Extracted material:

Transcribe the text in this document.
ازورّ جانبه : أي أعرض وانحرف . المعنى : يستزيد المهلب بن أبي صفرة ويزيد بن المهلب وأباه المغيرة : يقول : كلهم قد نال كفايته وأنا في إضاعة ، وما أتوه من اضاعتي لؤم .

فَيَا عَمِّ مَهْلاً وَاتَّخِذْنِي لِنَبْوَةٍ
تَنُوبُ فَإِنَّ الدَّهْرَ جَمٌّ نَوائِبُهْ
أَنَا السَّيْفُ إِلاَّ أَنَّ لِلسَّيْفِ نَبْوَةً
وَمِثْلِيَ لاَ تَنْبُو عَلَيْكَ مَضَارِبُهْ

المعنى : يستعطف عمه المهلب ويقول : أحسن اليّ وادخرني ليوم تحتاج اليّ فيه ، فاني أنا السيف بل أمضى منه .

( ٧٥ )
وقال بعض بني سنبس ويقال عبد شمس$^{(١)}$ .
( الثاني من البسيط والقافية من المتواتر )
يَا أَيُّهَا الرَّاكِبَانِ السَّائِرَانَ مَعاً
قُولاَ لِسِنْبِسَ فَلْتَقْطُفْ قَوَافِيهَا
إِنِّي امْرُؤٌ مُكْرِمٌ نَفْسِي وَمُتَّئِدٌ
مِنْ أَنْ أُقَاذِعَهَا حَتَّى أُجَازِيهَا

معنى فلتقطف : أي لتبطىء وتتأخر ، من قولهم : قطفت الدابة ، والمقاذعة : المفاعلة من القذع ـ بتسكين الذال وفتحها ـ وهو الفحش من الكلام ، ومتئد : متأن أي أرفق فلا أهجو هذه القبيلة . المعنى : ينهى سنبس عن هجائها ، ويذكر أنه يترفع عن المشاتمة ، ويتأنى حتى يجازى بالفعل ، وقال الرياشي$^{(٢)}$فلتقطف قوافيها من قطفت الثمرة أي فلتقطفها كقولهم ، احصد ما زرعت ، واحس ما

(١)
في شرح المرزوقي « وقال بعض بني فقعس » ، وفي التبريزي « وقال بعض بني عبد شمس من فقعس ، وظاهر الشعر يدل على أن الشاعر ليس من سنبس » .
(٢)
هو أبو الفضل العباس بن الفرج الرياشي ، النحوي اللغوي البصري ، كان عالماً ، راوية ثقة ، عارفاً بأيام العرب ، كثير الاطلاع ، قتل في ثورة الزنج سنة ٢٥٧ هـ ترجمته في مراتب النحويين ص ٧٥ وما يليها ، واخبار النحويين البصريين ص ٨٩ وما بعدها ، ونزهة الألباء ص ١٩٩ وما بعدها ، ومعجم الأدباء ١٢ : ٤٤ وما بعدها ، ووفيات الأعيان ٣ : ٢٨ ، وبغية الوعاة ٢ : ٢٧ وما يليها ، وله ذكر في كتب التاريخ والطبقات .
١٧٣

What you have to do: Print again each line of the listing above, exactly as it appears.

The answer:
Transcribe the text in this document.
ازورّ جانبه : أي أعرض وانحرف . المعنى : يستزيد المهلب بن أبي صفرة ويزيد بن المهلب وأباه المغيرة : يقول : كلهم قد نال كفايته وأنا في إضاعة ، وما أتوه من اضاعتي لؤم .

فَيَا عَمِّ مَهْلاً وَاتَّخِذْنِي لِنَبْوَةٍ
تَنُوبُ فَإِنَّ الدَّهْرَ جَمٌّ نَوائِبُهْ
أَنَا السَّيْفُ إِلاَّ أَنَّ لِلسَّيْفِ نَبْوَةً
وَمِثْلِيَ لاَ تَنْبُو عَلَيْكَ مَضَارِبُهْ

المعنى : يستعطف عمه المهلب ويقول : أحسن اليّ وادخرني ليوم تحتاج اليّ فيه ، فاني أنا السيف بل أمضى منه .

( ٧٥ )
وقال بعض بني سنبس ويقال عبد شمس$^{(١)}$ .
( الثاني من البسيط والقافية من المتواتر )
يَا أَيُّهَا الرَّاكِبَانِ السَّائِرَانَ مَعاً
قُولاَ لِسِنْبِسَ فَلْتَقْطُفْ قَوَافِيهَا
إِنِّي امْرُؤٌ مُكْرِمٌ نَفْسِي وَمُتَّئِدٌ
مِنْ أَنْ أُقَاذِعَهَا حَتَّى أُجَازِيهَا

معنى فلتقطف : أي لتبطىء وتتأخر ، من قولهم : قطفت الدابة ، والمقاذعة : المفاعلة من القذع ـ بتسكين الذال وفتحها ـ وهو الفحش من الكلام ، ومتئد : متأن أي أرفق فلا أهجو هذه القبيلة . المعنى : ينهى سنبس عن هجائها ، ويذكر أنه يترفع عن المشاتمة ، ويتأنى حتى يجازى بالفعل ، وقال الرياشي$^{(٢)}$فلتقطف قوافيها من قطفت الثمرة أي فلتقطفها كقولهم ، احصد ما زرعت ، واحس ما

(١)
في شرح المرزوقي « وقال بعض بني فقعس » ، وفي التبريزي « وقال بعض بني عبد شمس من فقعس ، وظاهر الشعر يدل على أن الشاعر ليس من سنبس » .
(٢)
هو أبو الفضل العباس بن الفرج الرياشي ، النحوي اللغوي البصري ، كان عالماً ، راوية ثقة ، عارفاً بأيام العرب ، كثير الاطلاع ، قتل في ثورة الزنج سنة ٢٥٧ هـ ترجمته في مراتب النحويين ص ٧٥ وما يليها ، واخبار النحويين البصريين ص ٨٩ وما بعدها ، ونزهة الألباء ص ١٩٩ وما بعدها ، ومعجم الأدباء ١٢ : ٤٤ وما بعدها ، ووفيات الأعيان ٣ : ٢٨ ، وبغية الوعاة ٢ : ٢٧ وما يليها ، وله ذكر في كتب التاريخ والطبقات .
١٧٣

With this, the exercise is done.